**Problems to solve**
A - Condense the paragraph of the Boo Ray biography below that begins "Boo Ray grew up in the mountains" into a bulleted list that keeps its main facts.
B - List every Boo Ray album title that the Boo Ray biography below names.
C - Answer these questions from the Boo Ray biography below.
(i) Over how many days was Tennessee Alabama Fireworks tracked live to tape?
(ii) What three things were packed into the promos for his first radio campaign?
(iii) Since what year has Boo Ray been an official endorser of Olathe Boots?

**Source passage**
++++++++++

Tennessee Alabama Fireworks was tracked live to tape over five days at Nashville’s Welcome to 1979 Studio, which has recently seen the likes of Rodney Crowell, Steve Earle, Jason Isbell and many more capturing their sounds within. “Making a record at Welcome To 1979 was a real powerful creative experience,” says Boo Ray. Producer Noah Shain, whose pedigree includes work with fellow outlaws Nikki Lane, Nico Vega, Dead Sara and Badflower, among many others, captures Boo Ray’s full-band storytelling style as vivid cinematic soundscapes that hit right at the heart and pull no punches.
Boo Ray grew up in the mountains a couple of hours west of Asheville, North Carolina, where he began songwriting at twelve years old, learned to play the guitar at fifteen and put a band together at sixteen, playing clubs around the region. In 2005, Boo Ray wandered from Athens, Georgia, out to Los Angeles, where he spent a few years working with a slew of west coast musicians before he was picked up by a bondsman and hauled back down south. In a little bit of a tough spot and needing a ten dollar item to hustle, he slapped together the ten best tracks he had for his first album. With the help of Steve Ferrone, Noah Shain, Paul Ill, Monica Ewing and Producer John “Q” Keggler he released 2010’s Bad News Travels Fast out of a halfway house.
Having learned what a one-sheet was from Hollywood actors & models on the west coast, he shipped 100 promos stuffed with CDs, one-sheets and Moon Pies as his first official Americana Music Association Radio Campaign. As a result of Boo Ray’s amazing songs and his tireless work ethic, his record reached the top 50 and stayed in the Top 100 of the Americana Chart and the Top 40 of the Roots Music Report for an entire year.
His first Nashville record, Six Weeks in a Motel followed in 2012 and gained enough attention to lead to a successful publishing deal, plus the recording and release of Sea Of Lights.
In addition to his music, Boo Ray spends some of his free time doing custom leather work, making hand tooled guitar straps and belts for his guitar picker pals, truckers, bikers, cowboys and rock & rollers. His customers have included Johnny Knoxville, Juliette Lewis, Billy Gibbons, and other household names.
Upon returning from tour earlier this year, Boo Ray went straight into the studio with his band to lay down his next record. His creativity hit on all cylinders, and Tennessee Alabama Fireworks was born out of a deep searching desire to address some grim realities of today’s world and it’s constantly-disconnected relationships. The album shifts between joyous, zen-like optimism (“Don’t Look Back”) and devastating critical care situations (“Outrun the Wind”) that can only come from living life and learning to navigate dark waters. Even considering such hard, inescapable truths, Boo Ray eyes a future full of hope and promise with craftsmanship that is built to last.
Boo Ray has been an official endorser of Olathe Boots since 2010 and has a new shirt line coming soon with Western Ranchwear H BAR C.

++++++++++

**Extracted records**
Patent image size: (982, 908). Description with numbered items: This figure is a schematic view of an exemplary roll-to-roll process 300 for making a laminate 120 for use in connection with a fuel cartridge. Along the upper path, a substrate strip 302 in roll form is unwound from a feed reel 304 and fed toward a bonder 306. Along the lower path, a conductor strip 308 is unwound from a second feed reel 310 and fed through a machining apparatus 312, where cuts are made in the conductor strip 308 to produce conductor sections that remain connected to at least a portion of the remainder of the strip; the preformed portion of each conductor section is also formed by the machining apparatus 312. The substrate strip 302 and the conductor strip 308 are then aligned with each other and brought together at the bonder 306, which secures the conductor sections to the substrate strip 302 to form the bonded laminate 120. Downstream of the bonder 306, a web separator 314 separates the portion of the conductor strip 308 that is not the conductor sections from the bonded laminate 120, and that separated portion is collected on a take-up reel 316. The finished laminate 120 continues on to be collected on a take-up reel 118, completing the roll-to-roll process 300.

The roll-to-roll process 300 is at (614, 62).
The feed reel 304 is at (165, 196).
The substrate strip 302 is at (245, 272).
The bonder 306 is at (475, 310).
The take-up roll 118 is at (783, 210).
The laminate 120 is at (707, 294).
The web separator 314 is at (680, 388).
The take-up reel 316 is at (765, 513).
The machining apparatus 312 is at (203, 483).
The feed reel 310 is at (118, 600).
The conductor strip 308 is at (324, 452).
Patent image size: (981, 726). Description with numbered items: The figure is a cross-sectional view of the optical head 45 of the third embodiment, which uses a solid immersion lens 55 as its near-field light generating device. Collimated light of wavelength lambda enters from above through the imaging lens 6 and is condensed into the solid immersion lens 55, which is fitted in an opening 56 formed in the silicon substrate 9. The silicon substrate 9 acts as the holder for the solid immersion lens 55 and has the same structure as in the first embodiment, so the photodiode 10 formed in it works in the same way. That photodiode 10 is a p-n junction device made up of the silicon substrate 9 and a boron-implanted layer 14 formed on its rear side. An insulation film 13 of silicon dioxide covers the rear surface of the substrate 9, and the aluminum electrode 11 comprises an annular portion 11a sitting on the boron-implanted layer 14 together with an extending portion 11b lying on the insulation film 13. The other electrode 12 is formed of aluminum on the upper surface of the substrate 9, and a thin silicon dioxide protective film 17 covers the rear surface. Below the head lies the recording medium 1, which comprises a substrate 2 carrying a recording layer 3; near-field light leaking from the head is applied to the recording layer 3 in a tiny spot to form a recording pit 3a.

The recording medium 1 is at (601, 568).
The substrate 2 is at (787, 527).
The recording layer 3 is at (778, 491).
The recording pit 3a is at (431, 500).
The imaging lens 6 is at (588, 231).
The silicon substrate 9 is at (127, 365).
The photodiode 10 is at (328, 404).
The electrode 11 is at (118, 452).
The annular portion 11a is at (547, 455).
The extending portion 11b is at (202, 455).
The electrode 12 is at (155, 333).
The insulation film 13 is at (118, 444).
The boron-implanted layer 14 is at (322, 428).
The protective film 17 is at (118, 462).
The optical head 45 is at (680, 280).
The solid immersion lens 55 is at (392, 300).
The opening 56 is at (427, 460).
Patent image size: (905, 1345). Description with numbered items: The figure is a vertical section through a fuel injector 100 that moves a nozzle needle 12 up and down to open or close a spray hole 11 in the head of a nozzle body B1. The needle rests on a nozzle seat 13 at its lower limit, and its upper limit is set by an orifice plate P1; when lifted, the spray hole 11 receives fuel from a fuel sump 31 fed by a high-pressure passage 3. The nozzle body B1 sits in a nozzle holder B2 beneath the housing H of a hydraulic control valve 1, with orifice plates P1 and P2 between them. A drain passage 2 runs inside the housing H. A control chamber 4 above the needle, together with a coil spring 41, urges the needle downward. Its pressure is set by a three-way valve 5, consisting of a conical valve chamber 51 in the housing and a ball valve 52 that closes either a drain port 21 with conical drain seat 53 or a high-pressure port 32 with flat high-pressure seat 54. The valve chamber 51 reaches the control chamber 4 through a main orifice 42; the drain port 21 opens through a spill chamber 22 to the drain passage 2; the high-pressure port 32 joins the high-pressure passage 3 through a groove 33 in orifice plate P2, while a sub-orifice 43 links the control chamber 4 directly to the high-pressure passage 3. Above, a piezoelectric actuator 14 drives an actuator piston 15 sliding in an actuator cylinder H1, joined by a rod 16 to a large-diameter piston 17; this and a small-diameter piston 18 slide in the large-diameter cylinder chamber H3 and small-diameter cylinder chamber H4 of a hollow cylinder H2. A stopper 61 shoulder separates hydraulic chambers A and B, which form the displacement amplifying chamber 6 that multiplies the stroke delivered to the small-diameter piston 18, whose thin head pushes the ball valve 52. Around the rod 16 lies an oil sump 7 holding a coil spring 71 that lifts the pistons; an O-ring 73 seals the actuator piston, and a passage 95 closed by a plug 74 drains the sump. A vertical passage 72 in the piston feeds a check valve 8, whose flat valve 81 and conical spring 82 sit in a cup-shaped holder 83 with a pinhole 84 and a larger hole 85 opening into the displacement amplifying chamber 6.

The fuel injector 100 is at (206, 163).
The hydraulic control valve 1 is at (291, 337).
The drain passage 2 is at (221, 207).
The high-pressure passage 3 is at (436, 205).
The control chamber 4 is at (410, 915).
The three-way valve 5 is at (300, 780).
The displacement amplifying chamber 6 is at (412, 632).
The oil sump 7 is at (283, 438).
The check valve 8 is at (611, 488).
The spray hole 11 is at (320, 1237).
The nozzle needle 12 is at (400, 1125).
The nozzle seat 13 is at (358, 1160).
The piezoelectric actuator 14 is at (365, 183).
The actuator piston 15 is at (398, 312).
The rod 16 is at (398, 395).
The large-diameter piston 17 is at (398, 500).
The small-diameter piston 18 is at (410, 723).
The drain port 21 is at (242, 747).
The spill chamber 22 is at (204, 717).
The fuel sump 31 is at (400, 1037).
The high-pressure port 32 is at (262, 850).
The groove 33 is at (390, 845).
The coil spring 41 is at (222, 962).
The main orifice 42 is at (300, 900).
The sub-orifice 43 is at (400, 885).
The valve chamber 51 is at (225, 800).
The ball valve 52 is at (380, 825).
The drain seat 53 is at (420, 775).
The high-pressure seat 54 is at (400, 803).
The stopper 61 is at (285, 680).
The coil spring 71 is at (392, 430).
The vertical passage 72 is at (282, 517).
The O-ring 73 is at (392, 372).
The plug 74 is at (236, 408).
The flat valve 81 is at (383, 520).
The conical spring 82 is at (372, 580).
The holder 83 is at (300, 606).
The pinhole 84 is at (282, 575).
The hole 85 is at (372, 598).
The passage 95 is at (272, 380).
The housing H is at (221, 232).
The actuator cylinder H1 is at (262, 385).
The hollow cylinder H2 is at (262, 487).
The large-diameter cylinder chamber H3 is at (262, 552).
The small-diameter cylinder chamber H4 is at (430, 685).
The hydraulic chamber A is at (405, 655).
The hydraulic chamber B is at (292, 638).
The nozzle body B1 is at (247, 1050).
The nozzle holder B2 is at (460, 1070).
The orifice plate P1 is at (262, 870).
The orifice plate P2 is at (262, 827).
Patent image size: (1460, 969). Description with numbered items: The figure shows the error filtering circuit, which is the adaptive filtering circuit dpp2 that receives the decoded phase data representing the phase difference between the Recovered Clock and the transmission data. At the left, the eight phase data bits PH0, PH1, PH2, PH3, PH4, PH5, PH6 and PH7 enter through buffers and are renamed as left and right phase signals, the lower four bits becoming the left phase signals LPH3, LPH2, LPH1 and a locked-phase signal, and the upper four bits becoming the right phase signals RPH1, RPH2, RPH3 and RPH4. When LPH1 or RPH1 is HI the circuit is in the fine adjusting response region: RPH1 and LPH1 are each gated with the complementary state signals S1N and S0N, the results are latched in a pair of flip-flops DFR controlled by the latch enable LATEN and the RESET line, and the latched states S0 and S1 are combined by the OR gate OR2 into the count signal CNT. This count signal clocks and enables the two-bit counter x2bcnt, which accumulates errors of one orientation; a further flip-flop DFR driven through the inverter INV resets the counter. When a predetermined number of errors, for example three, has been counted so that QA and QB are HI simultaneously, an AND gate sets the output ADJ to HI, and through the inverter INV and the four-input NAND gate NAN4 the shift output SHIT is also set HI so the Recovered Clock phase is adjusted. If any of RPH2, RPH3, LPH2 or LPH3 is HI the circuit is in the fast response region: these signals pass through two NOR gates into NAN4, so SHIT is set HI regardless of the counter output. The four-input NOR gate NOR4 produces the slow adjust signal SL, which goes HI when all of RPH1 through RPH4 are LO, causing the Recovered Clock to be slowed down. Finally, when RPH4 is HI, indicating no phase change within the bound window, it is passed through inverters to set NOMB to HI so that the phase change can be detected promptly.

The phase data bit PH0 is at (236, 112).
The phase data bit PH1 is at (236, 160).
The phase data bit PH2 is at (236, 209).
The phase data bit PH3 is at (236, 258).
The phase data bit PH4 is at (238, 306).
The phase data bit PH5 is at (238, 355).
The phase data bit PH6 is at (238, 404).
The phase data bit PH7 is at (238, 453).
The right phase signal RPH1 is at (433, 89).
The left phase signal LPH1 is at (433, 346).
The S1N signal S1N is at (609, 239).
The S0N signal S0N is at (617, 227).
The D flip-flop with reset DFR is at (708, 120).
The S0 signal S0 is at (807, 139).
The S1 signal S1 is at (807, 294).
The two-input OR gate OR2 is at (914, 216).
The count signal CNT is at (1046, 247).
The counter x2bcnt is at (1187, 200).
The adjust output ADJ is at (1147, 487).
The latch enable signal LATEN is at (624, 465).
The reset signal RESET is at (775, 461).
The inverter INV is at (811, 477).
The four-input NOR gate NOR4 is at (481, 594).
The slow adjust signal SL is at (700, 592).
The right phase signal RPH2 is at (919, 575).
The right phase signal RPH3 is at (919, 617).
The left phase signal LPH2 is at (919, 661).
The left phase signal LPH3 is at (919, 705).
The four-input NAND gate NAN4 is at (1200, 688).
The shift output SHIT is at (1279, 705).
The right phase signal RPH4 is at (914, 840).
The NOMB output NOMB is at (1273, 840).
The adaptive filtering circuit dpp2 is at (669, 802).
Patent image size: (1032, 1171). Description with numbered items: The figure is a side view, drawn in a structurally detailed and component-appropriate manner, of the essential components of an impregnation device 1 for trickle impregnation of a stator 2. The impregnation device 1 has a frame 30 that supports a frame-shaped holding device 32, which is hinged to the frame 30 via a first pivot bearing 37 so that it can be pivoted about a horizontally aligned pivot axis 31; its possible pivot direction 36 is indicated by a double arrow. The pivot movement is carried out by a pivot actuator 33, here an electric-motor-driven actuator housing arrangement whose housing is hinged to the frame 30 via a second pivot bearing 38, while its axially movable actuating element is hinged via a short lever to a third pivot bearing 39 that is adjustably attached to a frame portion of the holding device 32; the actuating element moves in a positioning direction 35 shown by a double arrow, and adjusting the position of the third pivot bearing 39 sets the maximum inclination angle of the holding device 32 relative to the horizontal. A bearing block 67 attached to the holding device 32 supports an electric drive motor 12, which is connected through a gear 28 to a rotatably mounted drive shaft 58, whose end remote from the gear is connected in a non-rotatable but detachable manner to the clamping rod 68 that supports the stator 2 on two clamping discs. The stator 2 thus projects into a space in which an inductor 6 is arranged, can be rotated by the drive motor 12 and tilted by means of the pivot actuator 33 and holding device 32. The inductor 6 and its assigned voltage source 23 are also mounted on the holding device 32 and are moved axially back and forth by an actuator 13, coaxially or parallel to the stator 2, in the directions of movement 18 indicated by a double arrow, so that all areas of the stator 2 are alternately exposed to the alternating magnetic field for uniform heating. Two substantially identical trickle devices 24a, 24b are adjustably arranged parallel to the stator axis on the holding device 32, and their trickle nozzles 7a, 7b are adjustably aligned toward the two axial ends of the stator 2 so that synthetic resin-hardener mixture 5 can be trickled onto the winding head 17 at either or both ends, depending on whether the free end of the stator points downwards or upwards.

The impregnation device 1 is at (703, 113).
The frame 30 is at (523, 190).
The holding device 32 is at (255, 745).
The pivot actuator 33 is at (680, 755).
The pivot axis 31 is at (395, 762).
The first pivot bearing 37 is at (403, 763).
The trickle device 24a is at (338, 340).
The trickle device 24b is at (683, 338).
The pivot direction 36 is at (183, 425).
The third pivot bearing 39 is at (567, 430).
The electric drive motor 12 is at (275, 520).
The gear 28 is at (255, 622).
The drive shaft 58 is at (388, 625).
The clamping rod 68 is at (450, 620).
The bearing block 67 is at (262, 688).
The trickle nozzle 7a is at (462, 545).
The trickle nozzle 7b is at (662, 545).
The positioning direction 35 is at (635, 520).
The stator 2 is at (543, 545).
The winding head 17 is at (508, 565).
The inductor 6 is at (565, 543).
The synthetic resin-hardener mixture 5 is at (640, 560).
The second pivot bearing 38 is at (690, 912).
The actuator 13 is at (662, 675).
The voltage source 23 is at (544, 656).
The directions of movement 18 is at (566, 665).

++++++++++

**Results of the tasks**
A -
- Grew up in the mountains a couple of hours west of Asheville, North Carolina.
- Began songwriting at twelve, learned guitar at fifteen, and formed a band at sixteen that played clubs around the region.
- In 2005, moved from Athens, Georgia, to Los Angeles and spent a few years working with many west coast musicians.
- Was picked up by a bondsman and brought back south.
- Needing a ten-dollar item to hustle, put together his ten best tracks as his first album.
- Released Bad News Travels Fast in 2010 from a halfway house, with help from Steve Ferrone, Noah Shain, Paul Ill, Monica Ewing and producer John "Q" Keggler.

B -
- Tennessee Alabama Fireworks
- Bad News Travels Fast
- Six Weeks in a Motel
- Sea Of Lights

C -
(i) Five days.
(ii) CDs, one-sheets and Moon Pies.
(iii) Since 2010.